• WHAT IS EXPECTED:
Go through the material and tally the lines containing the string "Request". Give the total alone.

================

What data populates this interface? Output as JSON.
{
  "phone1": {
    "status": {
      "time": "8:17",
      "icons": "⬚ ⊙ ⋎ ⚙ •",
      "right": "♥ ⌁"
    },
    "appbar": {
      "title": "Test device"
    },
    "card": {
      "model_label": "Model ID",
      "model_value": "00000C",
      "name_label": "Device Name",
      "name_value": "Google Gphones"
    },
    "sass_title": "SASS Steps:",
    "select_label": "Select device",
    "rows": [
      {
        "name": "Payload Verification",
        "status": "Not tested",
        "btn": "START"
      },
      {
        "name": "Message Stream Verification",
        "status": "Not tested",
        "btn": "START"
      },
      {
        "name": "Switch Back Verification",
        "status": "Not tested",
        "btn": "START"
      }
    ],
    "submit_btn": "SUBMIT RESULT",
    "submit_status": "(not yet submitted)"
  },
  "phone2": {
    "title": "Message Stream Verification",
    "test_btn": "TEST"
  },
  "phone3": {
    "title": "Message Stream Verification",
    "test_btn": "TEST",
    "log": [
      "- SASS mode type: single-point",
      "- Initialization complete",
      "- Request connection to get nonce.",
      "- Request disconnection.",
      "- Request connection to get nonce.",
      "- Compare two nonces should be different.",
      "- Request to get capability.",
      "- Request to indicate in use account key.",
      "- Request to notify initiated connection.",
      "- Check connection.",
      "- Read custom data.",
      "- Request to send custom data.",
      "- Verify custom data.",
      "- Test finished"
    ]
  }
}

================

• CORRECT RESPONSE:
7